**DIRECTIONS**
Gather up every line that includes the string "ndeviation".

**DATA SECTION**
----

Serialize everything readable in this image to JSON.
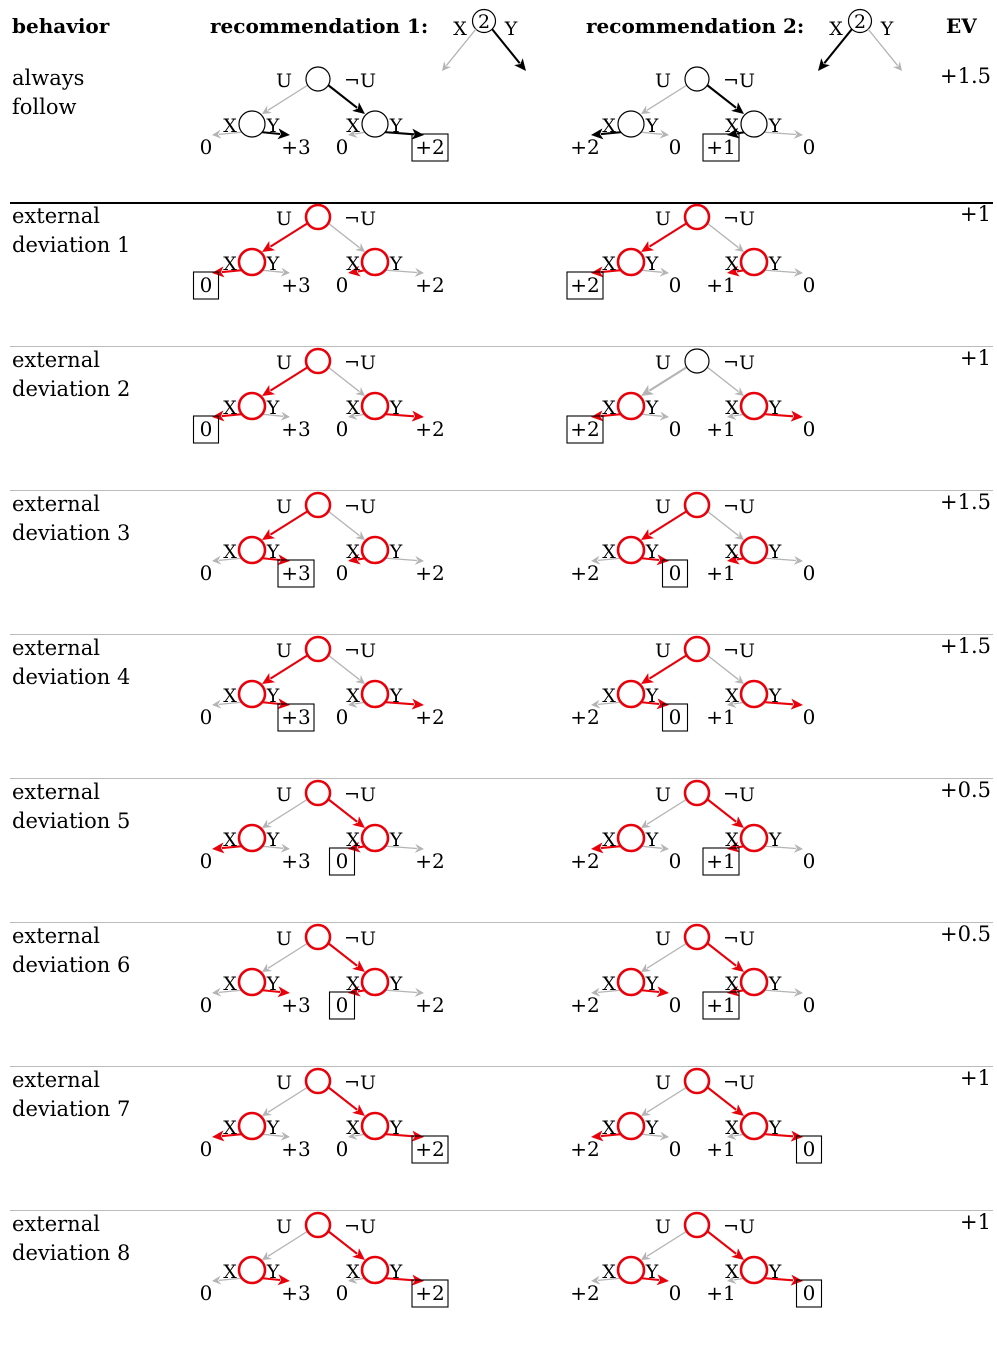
{
  "headers": {
    "behavior": "behavior",
    "rec1": "recommendation 1:",
    "rec2": "recommendation 2:",
    "ev": "EV"
  },
  "icons": {
    "rec1": {
      "node": "2",
      "left": "X",
      "right": "Y",
      "chosen": "Y"
    },
    "rec2": {
      "node": "2",
      "left": "X",
      "right": "Y",
      "chosen": "X"
    }
  },
  "node_labels": {
    "u": "U",
    "not_u": "¬U",
    "x": "X",
    "y": "Y"
  },
  "payoffs": {
    "rec1": [
      "0",
      "+3",
      "0",
      "+2"
    ],
    "rec2": [
      "+2",
      "0",
      "+1",
      "0"
    ]
  },
  "colors": {
    "active": "#e8000b",
    "follow": "#000000",
    "inactive": "#b4b4b4",
    "ring": "#000000"
  },
  "rows": [
    {
      "label": "always\nfollow",
      "ev": "+1.5",
      "rec1": {
        "style": "follow",
        "root": "R",
        "left": "R",
        "right": "R",
        "red": [
          false,
          false,
          false
        ],
        "boxed": 3
      },
      "rec2": {
        "style": "follow",
        "root": "R",
        "left": "L",
        "right": "L",
        "red": [
          false,
          false,
          false
        ],
        "boxed": 2
      }
    },
    {
      "label": "external\ndeviation 1",
      "ev": "+1",
      "rec1": {
        "root": "L",
        "left": "L",
        "right": "L",
        "red": [
          true,
          true,
          true
        ],
        "boxed": 0
      },
      "rec2": {
        "root": "L",
        "left": "L",
        "right": "L",
        "red": [
          true,
          true,
          true
        ],
        "boxed": 0
      }
    },
    {
      "label": "external\ndeviation 2",
      "ev": "+1",
      "rec1": {
        "root": "L",
        "left": "L",
        "right": "R",
        "red": [
          true,
          true,
          true
        ],
        "boxed": 0
      },
      "rec2": {
        "root": "L",
        "left": "L",
        "right": "R",
        "red": [
          false,
          true,
          true
        ],
        "boxed": 0
      }
    },
    {
      "label": "external\ndeviation 3",
      "ev": "+1.5",
      "rec1": {
        "root": "L",
        "left": "R",
        "right": "L",
        "red": [
          true,
          true,
          true
        ],
        "boxed": 1
      },
      "rec2": {
        "root": "L",
        "left": "R",
        "right": "L",
        "red": [
          true,
          true,
          true
        ],
        "boxed": 1
      }
    },
    {
      "label": "external\ndeviation 4",
      "ev": "+1.5",
      "rec1": {
        "root": "L",
        "left": "R",
        "right": "R",
        "red": [
          true,
          true,
          true
        ],
        "boxed": 1
      },
      "rec2": {
        "root": "L",
        "left": "R",
        "right": "R",
        "red": [
          true,
          true,
          true
        ],
        "boxed": 1
      }
    },
    {
      "label": "external\ndeviation 5",
      "ev": "+0.5",
      "rec1": {
        "root": "R",
        "left": "L",
        "right": "L",
        "red": [
          true,
          true,
          true
        ],
        "boxed": 2
      },
      "rec2": {
        "root": "R",
        "left": "L",
        "right": "L",
        "red": [
          true,
          true,
          true
        ],
        "boxed": 2
      }
    },
    {
      "label": "external\ndeviation 6",
      "ev": "+0.5",
      "rec1": {
        "root": "R",
        "left": "R",
        "right": "L",
        "red": [
          true,
          true,
          true
        ],
        "boxed": 2
      },
      "rec2": {
        "root": "R",
        "left": "R",
        "right": "L",
        "red": [
          true,
          true,
          true
        ],
        "boxed": 2
      }
    },
    {
      "label": "external\ndeviation 7",
      "ev": "+1",
      "rec1": {
        "root": "R",
        "left": "L",
        "right": "R",
        "red": [
          true,
          true,
          true
        ],
        "boxed": 3
      },
      "rec2": {
        "root": "R",
        "left": "L",
        "right": "R",
        "red": [
          true,
          true,
          true
        ],
        "boxed": 3
      }
    },
    {
      "label": "external\ndeviation 8",
      "ev": "+1",
      "rec1": {
        "root": "R",
        "left": "R",
        "right": "R",
        "red": [
          true,
          true,
          true
        ],
        "boxed": 3
      },
      "rec2": {
        "root": "R",
        "left": "R",
        "right": "R",
        "red": [
          true,
          true,
          true
        ],
        "boxed": 3
      }
    }
  ]
}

----

**PROBLEM SOLUTION**
      "label": "external\ndeviation 1",
      "label": "external\ndeviation 2",
      "label": "external\ndeviation 3",
      "label": "external\ndeviation 4",
      "label": "external\ndeviation 5",
      "label": "external\ndeviation 6",
      "label": "external\ndeviation 7",
      "label": "external\ndeviation 8",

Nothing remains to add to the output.